- _WHAT YOU WILL DO_
Output only the lines from the one holding "Parse this screenshot: output" to the end of the data below, please, copied exactly.
====
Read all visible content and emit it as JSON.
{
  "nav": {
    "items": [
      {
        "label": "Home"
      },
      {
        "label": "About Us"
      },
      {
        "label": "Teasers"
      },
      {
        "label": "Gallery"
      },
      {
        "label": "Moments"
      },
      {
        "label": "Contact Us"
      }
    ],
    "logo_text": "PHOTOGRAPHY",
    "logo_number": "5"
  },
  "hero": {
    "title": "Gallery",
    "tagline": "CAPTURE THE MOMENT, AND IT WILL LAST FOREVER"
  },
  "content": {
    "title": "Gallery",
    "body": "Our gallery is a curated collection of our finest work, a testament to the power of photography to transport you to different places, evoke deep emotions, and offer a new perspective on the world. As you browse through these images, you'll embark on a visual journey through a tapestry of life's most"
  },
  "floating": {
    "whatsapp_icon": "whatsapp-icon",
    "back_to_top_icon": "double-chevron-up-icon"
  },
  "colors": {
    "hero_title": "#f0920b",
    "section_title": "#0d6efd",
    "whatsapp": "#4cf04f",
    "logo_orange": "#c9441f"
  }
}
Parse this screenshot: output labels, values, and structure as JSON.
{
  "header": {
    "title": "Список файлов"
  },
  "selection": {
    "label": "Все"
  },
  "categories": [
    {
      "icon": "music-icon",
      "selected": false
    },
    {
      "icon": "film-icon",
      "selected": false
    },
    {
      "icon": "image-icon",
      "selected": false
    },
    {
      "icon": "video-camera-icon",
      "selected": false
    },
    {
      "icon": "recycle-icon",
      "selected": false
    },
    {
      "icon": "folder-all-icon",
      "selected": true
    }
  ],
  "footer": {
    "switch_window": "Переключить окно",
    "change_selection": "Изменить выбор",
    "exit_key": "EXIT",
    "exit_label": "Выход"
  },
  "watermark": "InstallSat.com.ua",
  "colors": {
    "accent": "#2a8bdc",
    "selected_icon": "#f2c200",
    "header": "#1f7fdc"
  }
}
====
- _WORKED SOLUTION_
Parse this screenshot: output labels, values, and structure as JSON.
{
  "header": {
    "title": "Список файлов"
  },
  "selection": {
    "label": "Все"
  },
  "categories": [
    {
      "icon": "music-icon",
      "selected": false
    },
    {
      "icon": "film-icon",
      "selected": false
    },
    {
      "icon": "image-icon",
      "selected": false
    },
    {
      "icon": "video-camera-icon",
      "selected": false
    },
    {
      "icon": "recycle-icon",
      "selected": false
    },
    {
      "icon": "folder-all-icon",
      "selected": true
    }
  ],
  "footer": {
    "switch_window": "Переключить окно",
    "change_selection": "Изменить выбор",
    "exit_key": "EXIT",
    "exit_label": "Выход"
  },
  "watermark": "InstallSat.com.ua",
  "colors": {
    "accent": "#2a8bdc",
    "selected_icon": "#f2c200",
    "header": "#1f7fdc"
  }
}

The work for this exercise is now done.